- Entries supplied
+===+

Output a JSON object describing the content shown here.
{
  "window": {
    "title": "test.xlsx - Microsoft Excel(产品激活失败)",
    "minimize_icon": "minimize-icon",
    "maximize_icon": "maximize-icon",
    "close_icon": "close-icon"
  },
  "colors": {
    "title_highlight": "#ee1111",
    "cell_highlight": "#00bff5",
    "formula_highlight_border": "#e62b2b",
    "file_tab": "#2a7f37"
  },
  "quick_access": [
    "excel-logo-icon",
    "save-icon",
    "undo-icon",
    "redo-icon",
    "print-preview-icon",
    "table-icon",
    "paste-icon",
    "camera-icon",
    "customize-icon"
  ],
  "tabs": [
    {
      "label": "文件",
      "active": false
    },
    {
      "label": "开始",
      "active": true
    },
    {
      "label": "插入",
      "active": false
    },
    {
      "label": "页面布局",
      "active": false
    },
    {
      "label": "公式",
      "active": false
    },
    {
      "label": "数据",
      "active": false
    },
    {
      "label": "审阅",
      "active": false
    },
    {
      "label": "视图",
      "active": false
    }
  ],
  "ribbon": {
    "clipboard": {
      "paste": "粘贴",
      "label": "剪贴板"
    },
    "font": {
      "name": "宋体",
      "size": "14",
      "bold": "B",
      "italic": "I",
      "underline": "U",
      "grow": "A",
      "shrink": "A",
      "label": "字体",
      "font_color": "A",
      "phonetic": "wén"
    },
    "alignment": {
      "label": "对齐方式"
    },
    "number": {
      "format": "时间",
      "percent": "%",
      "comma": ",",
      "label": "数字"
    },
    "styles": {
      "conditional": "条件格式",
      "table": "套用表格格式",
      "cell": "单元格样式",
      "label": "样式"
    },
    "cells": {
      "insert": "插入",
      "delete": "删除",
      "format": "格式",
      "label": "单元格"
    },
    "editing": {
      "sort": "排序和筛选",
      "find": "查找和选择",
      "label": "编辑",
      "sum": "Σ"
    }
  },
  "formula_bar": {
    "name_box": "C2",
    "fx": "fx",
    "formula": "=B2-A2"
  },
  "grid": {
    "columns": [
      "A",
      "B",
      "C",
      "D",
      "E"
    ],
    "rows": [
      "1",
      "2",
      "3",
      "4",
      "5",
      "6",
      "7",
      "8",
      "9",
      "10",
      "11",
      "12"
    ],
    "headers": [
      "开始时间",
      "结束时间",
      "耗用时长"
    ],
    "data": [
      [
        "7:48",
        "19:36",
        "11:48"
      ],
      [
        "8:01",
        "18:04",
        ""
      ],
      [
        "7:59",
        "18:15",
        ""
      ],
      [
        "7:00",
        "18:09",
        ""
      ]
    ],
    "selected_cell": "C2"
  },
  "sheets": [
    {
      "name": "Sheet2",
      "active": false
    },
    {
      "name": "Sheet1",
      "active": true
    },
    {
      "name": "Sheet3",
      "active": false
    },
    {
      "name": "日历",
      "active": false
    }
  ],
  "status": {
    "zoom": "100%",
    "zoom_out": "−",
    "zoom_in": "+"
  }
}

+===+

- Written instruction
Reproduce every record, matching each line exactly.

- Task response
Output a JSON object describing the content shown here.
{
  "window": {
    "title": "test.xlsx - Microsoft Excel(产品激活失败)",
    "minimize_icon": "minimize-icon",
    "maximize_icon": "maximize-icon",
    "close_icon": "close-icon"
  },
  "colors": {
    "title_highlight": "#ee1111",
    "cell_highlight": "#00bff5",
    "formula_highlight_border": "#e62b2b",
    "file_tab": "#2a7f37"
  },
  "quick_access": [
    "excel-logo-icon",
    "save-icon",
    "undo-icon",
    "redo-icon",
    "print-preview-icon",
    "table-icon",
    "paste-icon",
    "camera-icon",
    "customize-icon"
  ],
  "tabs": [
    {
      "label": "文件",
      "active": false
    },
    {
      "label": "开始",
      "active": true
    },
    {
      "label": "插入",
      "active": false
    },
    {
      "label": "页面布局",
      "active": false
    },
    {
      "label": "公式",
      "active": false
    },
    {
      "label": "数据",
      "active": false
    },
    {
      "label": "审阅",
      "active": false
    },
    {
      "label": "视图",
      "active": false
    }
  ],
  "ribbon": {
    "clipboard": {
      "paste": "粘贴",
      "label": "剪贴板"
    },
    "font": {
      "name": "宋体",
      "size": "14",
      "bold": "B",
      "italic": "I",
      "underline": "U",
      "grow": "A",
      "shrink": "A",
      "label": "字体",
      "font_color": "A",
      "phonetic": "wén"
    },
    "alignment": {
      "label": "对齐方式"
    },
    "number": {
      "format": "时间",
      "percent": "%",
      "comma": ",",
      "label": "数字"
    },
    "styles": {
      "conditional": "条件格式",
      "table": "套用表格格式",
      "cell": "单元格样式",
      "label": "样式"
    },
    "cells": {
      "insert": "插入",
      "delete": "删除",
      "format": "格式",
      "label": "单元格"
    },
    "editing": {
      "sort": "排序和筛选",
      "find": "查找和选择",
      "label": "编辑",
      "sum": "Σ"
    }
  },
  "formula_bar": {
    "name_box": "C2",
    "fx": "fx",
    "formula": "=B2-A2"
  },
  "grid": {
    "columns": [
      "A",
      "B",
      "C",
      "D",
      "E"
    ],
    "rows": [
      "1",
      "2",
      "3",
      "4",
      "5",
      "6",
      "7",
      "8",
      "9",
      "10",
      "11",
      "12"
    ],
    "headers": [
      "开始时间",
      "结束时间",
      "耗用时长"
    ],
    "data": [
      [
        "7:48",
        "19:36",
        "11:48"
      ],
      [
        "8:01",
        "18:04",
        ""
      ],
      [
        "7:59",
        "18:15",
        ""
      ],
      [
        "7:00",
        "18:09",
        ""
      ]
    ],
    "selected_cell": "C2"
  },
  "sheets": [
    {
      "name": "Sheet2",
      "active": false
    },
    {
      "name": "Sheet1",
      "active": true
    },
    {
      "name": "Sheet3",
      "active": false
    },
    {
      "name": "日历",
      "active": false
    }
  ],
  "status": {
    "zoom": "100%",
    "zoom_out": "−",
    "zoom_in": "+"
  }
}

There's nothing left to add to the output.